Given request: Copy each entry as it stands, leaving nothing out.

## START Records provided

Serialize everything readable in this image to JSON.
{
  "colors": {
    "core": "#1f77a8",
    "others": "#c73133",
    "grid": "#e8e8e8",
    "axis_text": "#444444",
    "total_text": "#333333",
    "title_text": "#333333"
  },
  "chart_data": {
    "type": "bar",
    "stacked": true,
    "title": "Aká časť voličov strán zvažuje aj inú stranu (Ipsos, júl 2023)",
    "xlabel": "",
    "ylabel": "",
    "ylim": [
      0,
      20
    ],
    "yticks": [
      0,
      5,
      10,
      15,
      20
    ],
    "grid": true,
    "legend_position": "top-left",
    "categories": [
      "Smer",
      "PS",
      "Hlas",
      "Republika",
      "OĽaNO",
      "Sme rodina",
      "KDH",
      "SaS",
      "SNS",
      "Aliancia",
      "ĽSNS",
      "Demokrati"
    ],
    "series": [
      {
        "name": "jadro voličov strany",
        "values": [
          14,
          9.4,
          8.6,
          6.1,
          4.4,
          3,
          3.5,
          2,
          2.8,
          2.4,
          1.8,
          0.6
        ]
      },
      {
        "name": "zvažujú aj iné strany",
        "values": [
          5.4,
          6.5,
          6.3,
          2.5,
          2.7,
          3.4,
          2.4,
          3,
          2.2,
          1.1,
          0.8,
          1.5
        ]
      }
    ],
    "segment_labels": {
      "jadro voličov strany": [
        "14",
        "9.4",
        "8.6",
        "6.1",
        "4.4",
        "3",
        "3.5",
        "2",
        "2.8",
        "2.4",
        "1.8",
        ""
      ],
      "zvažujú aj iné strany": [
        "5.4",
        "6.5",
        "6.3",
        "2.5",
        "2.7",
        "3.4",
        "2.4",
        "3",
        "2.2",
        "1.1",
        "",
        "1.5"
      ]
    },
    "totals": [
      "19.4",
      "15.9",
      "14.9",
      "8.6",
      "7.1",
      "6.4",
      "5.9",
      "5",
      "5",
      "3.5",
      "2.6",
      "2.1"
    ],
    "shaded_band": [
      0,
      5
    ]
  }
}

## END Records provided

Reply:
Serialize everything readable in this image to JSON.
{
  "colors": {
    "core": "#1f77a8",
    "others": "#c73133",
    "grid": "#e8e8e8",
    "axis_text": "#444444",
    "total_text": "#333333",
    "title_text": "#333333"
  },
  "chart_data": {
    "type": "bar",
    "stacked": true,
    "title": "Aká časť voličov strán zvažuje aj inú stranu (Ipsos, júl 2023)",
    "xlabel": "",
    "ylabel": "",
    "ylim": [
      0,
      20
    ],
    "yticks": [
      0,
      5,
      10,
      15,
      20
    ],
    "grid": true,
    "legend_position": "top-left",
    "categories": [
      "Smer",
      "PS",
      "Hlas",
      "Republika",
      "OĽaNO",
      "Sme rodina",
      "KDH",
      "SaS",
      "SNS",
      "Aliancia",
      "ĽSNS",
      "Demokrati"
    ],
    "series": [
      {
        "name": "jadro voličov strany",
        "values": [
          14,
          9.4,
          8.6,
          6.1,
          4.4,
          3,
          3.5,
          2,
          2.8,
          2.4,
          1.8,
          0.6
        ]
      },
      {
        "name": "zvažujú aj iné strany",
        "values": [
          5.4,
          6.5,
          6.3,
          2.5,
          2.7,
          3.4,
          2.4,
          3,
          2.2,
          1.1,
          0.8,
          1.5
        ]
      }
    ],
    "segment_labels": {
      "jadro voličov strany": [
        "14",
        "9.4",
        "8.6",
        "6.1",
        "4.4",
        "3",
        "3.5",
        "2",
        "2.8",
        "2.4",
        "1.8",
        ""
      ],
      "zvažujú aj iné strany": [
        "5.4",
        "6.5",
        "6.3",
        "2.5",
        "2.7",
        "3.4",
        "2.4",
        "3",
        "2.2",
        "1.1",
        "",
        "1.5"
      ]
    },
    "totals": [
      "19.4",
      "15.9",
      "14.9",
      "8.6",
      "7.1",
      "6.4",
      "5.9",
      "5",
      "5",
      "3.5",
      "2.6",
      "2.1"
    ],
    "shaded_band": [
      0,
      5
    ]
  }
}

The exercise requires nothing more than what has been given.